- **DESCRIPTION OF THE TASK**: A line counts if it contains the string "sonidos"; say how many such lines there are, giving only the number.

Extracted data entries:
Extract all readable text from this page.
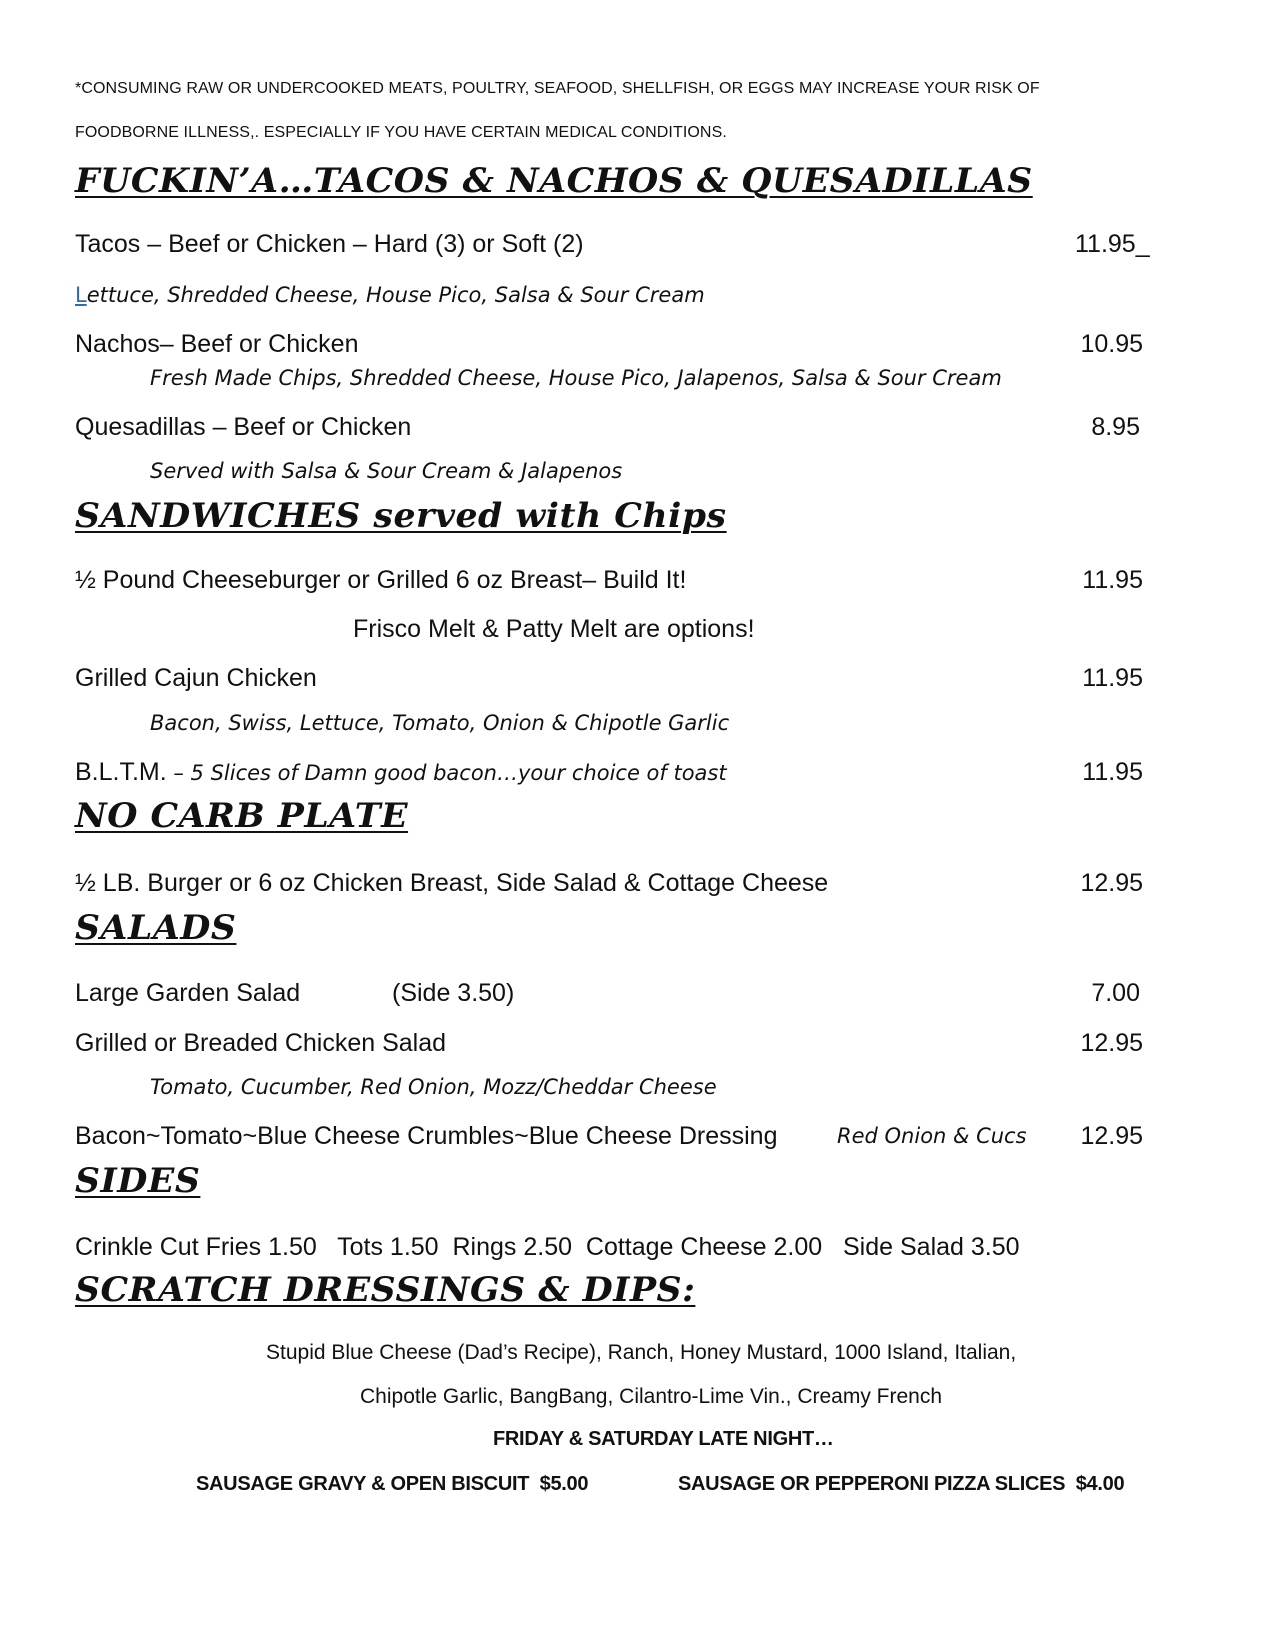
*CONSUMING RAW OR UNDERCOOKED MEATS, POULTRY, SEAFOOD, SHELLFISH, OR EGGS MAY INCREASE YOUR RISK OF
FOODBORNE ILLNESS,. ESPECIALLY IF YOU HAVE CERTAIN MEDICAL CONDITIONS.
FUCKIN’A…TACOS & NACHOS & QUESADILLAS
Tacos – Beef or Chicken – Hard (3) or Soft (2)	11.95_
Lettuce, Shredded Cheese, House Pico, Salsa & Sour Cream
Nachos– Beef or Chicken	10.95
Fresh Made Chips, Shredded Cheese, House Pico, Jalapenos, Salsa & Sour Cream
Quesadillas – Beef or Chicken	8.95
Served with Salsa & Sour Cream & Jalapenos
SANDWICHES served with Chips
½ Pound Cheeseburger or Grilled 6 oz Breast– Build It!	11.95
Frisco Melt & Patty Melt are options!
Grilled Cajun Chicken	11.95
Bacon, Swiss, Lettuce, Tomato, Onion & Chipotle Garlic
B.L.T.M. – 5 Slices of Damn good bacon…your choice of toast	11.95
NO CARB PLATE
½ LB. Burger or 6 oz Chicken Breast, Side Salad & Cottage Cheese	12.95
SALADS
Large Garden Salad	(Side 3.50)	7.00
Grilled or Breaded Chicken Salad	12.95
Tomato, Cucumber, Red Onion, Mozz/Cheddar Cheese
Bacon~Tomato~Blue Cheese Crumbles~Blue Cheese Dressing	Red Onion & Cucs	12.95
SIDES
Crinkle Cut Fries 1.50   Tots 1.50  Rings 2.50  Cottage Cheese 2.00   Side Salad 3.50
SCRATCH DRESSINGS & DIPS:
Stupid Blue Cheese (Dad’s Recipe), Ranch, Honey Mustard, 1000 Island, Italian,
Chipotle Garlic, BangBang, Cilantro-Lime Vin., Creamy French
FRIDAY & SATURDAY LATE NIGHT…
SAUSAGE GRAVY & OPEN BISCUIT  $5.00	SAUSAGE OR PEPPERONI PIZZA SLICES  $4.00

...

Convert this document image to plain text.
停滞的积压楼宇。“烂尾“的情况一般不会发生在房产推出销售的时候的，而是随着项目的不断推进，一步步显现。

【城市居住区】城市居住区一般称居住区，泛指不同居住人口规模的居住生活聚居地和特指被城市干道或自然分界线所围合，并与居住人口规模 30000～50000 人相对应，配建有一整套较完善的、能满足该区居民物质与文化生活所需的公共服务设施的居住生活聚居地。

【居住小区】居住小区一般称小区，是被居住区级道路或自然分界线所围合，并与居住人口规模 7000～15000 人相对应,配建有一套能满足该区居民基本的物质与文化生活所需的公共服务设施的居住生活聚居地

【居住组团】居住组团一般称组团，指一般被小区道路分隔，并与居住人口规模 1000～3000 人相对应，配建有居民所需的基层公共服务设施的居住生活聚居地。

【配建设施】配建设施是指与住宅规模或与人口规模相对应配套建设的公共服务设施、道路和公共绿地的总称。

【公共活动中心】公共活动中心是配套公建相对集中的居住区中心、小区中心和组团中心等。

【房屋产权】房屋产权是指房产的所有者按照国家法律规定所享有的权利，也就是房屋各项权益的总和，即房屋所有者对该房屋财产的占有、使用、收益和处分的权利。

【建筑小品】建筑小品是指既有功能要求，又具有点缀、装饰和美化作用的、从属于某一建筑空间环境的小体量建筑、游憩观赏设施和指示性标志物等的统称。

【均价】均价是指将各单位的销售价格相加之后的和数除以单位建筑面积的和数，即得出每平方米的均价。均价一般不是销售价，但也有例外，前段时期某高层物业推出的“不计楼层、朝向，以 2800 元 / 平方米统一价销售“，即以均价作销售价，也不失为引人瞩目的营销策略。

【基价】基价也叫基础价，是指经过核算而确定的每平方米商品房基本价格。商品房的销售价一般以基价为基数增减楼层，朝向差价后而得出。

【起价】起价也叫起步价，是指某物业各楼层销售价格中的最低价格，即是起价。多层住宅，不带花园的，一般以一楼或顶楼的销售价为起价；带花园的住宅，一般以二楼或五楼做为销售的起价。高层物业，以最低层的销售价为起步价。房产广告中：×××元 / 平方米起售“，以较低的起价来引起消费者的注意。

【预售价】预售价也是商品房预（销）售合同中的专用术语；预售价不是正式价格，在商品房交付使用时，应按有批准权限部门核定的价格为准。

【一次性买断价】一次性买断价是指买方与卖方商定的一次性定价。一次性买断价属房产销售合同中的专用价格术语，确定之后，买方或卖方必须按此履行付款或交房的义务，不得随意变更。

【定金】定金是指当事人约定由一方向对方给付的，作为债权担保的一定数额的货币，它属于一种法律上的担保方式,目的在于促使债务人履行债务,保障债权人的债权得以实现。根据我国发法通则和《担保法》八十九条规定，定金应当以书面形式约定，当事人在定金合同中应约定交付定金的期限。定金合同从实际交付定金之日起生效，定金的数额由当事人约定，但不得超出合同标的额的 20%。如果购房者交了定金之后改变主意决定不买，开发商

--

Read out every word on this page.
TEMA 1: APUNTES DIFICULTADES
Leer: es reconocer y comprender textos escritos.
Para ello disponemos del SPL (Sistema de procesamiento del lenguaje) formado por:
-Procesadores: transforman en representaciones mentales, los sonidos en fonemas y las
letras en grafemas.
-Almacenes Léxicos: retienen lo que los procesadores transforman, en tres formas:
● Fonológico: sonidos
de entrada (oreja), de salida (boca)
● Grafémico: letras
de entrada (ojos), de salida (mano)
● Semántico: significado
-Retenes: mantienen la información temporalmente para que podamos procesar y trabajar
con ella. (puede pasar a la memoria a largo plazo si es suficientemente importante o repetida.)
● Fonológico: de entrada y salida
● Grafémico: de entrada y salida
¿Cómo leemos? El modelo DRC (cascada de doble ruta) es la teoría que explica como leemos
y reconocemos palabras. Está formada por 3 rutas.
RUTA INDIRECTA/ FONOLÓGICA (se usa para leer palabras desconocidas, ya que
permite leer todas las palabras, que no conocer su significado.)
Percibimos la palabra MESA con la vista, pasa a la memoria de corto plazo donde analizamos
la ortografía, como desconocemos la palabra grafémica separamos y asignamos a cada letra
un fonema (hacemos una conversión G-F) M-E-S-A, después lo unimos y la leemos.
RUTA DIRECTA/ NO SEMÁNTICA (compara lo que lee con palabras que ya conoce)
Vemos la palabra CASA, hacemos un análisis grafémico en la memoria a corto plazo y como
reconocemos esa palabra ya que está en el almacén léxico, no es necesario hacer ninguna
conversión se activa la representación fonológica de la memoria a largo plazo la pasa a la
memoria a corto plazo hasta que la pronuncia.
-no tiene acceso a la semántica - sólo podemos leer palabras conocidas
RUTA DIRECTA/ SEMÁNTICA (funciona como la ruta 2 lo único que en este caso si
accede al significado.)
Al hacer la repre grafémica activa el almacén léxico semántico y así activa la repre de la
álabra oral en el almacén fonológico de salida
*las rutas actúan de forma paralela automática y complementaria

- **OUTPUT OF THE TASK**: 2